══ Records to process ══
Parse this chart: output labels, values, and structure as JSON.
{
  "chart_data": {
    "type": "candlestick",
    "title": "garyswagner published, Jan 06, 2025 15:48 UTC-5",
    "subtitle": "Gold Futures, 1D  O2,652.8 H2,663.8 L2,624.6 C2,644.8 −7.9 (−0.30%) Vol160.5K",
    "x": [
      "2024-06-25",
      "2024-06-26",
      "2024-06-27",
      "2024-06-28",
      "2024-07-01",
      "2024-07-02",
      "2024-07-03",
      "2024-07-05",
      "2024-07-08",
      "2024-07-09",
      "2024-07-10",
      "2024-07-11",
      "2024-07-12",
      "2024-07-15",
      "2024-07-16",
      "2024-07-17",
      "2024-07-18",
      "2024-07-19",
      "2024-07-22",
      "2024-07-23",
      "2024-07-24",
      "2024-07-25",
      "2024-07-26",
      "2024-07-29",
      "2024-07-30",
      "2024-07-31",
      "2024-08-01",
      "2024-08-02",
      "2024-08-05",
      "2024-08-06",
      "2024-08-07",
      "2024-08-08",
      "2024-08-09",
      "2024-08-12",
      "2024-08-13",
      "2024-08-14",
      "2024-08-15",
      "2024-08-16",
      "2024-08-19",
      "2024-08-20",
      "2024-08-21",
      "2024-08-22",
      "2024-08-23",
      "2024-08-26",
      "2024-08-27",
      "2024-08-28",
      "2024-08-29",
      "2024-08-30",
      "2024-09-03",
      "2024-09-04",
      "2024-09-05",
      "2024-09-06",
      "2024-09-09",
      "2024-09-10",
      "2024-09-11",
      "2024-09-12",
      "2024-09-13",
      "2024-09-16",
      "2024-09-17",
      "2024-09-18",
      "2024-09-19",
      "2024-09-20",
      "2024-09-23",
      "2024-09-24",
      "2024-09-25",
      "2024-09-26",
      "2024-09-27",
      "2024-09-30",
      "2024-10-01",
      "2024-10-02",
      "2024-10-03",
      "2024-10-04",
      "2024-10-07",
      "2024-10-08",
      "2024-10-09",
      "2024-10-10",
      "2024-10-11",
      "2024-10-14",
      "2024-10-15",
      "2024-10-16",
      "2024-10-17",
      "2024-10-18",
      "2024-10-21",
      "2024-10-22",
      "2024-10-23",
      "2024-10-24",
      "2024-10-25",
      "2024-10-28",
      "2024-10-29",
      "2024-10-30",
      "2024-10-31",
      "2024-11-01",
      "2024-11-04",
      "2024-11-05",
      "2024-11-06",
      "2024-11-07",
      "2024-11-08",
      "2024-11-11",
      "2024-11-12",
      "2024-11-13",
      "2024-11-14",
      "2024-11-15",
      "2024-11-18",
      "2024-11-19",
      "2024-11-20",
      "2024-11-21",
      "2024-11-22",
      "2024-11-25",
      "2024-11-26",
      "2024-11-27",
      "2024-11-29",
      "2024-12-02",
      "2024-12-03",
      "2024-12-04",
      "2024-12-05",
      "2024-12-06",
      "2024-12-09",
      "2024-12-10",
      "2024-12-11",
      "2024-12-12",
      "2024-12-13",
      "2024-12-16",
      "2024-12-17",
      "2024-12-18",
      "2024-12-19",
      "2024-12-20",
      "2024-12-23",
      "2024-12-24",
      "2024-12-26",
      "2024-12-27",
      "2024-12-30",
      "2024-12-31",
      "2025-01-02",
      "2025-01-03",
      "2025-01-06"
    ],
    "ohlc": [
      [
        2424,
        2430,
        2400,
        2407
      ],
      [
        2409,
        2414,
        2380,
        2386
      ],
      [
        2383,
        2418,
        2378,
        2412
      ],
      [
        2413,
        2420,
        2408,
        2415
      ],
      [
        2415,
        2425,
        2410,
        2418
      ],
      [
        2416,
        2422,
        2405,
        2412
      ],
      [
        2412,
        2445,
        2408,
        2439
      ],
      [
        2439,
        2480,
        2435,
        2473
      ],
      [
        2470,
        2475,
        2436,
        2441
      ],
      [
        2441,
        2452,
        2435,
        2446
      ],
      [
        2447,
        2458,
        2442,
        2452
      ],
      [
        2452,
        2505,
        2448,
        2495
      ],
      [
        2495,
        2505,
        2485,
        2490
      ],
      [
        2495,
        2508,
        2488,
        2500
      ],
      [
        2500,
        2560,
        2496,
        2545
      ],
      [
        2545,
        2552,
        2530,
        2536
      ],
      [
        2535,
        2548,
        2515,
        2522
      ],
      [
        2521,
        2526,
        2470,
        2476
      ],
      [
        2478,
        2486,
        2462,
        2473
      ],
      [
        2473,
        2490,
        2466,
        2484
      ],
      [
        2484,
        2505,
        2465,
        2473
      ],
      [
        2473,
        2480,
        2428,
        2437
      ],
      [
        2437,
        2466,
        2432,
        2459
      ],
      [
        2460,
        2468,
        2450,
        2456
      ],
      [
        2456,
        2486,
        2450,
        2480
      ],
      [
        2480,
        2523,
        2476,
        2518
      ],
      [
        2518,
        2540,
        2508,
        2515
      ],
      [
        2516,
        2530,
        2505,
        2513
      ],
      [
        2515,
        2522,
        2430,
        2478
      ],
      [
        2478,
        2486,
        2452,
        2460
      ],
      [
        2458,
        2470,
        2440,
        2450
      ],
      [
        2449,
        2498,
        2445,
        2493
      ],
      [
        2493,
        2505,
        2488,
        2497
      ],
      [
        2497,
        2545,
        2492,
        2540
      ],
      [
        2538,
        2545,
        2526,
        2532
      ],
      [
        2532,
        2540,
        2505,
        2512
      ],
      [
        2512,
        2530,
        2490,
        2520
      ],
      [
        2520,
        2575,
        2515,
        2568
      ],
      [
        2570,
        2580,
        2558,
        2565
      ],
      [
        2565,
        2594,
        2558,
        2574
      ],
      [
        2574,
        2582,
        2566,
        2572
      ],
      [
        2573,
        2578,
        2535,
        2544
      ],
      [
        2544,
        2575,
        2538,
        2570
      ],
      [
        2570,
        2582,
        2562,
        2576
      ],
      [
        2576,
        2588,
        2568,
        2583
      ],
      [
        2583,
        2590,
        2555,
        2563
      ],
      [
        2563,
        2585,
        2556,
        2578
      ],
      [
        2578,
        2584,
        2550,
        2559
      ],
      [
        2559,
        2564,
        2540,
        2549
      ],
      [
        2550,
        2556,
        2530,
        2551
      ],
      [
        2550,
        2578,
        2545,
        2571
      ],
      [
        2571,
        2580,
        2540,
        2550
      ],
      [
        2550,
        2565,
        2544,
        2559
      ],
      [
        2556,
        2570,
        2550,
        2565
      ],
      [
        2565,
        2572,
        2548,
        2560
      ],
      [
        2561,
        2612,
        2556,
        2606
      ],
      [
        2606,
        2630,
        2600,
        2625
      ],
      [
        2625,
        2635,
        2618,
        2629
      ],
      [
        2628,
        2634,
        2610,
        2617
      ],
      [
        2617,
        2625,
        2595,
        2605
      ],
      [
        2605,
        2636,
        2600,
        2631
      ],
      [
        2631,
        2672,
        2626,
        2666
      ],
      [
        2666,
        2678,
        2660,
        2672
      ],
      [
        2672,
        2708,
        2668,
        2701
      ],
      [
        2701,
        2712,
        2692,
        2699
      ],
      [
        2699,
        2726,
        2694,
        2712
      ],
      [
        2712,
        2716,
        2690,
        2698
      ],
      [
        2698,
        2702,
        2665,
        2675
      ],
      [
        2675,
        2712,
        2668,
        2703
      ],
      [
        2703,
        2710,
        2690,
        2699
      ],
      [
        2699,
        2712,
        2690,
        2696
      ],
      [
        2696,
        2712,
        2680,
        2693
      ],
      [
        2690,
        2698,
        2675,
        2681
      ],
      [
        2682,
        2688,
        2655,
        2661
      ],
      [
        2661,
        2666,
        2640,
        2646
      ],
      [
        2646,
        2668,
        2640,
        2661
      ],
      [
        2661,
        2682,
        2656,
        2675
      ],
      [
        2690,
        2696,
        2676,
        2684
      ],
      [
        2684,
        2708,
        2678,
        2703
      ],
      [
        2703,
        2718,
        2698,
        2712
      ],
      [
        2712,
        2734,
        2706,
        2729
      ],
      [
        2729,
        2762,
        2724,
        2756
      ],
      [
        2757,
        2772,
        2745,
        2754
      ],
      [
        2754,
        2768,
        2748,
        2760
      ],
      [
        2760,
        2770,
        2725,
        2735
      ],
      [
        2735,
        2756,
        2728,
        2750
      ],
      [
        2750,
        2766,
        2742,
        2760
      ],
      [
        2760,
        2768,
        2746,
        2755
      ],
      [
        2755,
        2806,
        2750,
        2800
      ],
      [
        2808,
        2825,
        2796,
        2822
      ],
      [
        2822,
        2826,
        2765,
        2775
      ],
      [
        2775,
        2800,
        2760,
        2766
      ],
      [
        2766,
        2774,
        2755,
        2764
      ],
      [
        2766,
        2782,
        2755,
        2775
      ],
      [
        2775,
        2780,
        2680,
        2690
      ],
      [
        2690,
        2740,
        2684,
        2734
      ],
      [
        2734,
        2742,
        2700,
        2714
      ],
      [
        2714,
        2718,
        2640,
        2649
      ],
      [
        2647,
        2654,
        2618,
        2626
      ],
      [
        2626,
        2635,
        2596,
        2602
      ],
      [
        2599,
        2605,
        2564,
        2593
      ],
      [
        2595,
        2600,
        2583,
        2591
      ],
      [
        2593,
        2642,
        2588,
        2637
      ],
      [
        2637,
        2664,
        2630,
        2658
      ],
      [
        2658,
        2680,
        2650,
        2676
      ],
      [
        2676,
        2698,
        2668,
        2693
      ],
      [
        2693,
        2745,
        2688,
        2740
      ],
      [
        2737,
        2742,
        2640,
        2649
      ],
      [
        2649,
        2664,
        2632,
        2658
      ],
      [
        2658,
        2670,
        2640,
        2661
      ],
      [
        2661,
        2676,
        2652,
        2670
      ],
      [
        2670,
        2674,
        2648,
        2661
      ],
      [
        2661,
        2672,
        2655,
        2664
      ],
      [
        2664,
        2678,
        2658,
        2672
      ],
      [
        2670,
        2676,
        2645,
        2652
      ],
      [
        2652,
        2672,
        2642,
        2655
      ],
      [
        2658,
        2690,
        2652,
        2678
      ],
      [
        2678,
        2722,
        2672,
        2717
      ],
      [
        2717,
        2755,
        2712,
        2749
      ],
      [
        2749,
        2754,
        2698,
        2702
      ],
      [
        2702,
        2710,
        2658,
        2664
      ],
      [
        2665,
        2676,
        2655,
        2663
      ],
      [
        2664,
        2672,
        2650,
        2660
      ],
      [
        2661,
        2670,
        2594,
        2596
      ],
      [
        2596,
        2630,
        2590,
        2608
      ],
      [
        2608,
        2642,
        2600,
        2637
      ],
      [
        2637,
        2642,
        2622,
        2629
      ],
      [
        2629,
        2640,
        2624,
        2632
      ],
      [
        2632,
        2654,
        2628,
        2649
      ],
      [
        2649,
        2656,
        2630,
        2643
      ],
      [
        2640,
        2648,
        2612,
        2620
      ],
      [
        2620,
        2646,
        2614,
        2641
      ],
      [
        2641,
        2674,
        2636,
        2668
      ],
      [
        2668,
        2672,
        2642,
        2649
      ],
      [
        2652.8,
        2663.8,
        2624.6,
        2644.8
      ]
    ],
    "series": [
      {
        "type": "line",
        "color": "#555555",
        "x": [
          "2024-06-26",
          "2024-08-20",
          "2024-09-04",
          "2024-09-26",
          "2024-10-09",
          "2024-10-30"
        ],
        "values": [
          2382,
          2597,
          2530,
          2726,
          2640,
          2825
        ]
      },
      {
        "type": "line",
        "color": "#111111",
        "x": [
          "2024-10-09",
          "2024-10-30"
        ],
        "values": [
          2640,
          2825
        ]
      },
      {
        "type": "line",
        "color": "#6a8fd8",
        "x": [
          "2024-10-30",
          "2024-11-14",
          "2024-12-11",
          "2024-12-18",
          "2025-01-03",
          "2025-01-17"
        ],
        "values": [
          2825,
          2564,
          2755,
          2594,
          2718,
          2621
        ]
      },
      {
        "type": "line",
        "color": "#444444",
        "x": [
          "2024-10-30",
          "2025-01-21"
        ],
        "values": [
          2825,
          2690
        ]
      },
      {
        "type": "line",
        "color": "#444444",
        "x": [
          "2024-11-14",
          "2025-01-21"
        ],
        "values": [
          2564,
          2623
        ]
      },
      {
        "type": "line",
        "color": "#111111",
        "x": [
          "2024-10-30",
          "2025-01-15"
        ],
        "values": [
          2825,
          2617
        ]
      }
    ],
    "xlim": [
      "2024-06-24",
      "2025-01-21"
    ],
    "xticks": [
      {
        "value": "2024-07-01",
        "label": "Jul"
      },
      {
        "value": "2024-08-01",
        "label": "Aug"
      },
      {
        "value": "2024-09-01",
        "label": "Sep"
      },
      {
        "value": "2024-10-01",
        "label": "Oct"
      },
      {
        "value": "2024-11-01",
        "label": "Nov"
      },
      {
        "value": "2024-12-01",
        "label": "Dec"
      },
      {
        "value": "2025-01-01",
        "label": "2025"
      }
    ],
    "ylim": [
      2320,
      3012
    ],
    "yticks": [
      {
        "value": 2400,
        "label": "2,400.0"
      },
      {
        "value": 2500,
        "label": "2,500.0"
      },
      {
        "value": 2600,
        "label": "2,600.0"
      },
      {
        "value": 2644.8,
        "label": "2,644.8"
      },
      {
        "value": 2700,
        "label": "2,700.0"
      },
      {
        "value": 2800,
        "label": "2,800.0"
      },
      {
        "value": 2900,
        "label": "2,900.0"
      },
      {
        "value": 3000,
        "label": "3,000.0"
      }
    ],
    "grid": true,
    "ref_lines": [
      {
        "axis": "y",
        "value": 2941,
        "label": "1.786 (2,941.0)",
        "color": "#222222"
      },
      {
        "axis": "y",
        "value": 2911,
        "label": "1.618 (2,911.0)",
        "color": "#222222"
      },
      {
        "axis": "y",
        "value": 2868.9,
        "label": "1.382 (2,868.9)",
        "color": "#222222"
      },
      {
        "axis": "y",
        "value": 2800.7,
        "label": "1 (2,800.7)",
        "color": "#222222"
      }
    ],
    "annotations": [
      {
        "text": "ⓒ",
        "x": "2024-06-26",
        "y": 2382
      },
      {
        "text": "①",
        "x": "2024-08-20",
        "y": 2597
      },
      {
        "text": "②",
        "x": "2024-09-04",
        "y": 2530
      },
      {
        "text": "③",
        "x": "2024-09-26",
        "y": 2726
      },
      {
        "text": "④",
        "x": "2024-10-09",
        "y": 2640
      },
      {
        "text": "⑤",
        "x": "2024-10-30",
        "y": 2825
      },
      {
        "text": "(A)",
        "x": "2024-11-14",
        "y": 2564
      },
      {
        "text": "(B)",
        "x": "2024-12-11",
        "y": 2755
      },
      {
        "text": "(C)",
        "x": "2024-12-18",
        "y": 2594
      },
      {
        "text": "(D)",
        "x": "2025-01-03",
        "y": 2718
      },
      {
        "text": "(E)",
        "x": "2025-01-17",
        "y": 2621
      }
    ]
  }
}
═══
#### [Goal]
Filter the records above and return every line that holds the word "text".

#### [Correct response]
        "text": "ⓒ",
        "text": "①",
        "text": "②",
        "text": "③",
        "text": "④",
        "text": "⑤",
        "text": "(A)",
        "text": "(B)",
        "text": "(C)",
        "text": "(D)",
        "text": "(E)",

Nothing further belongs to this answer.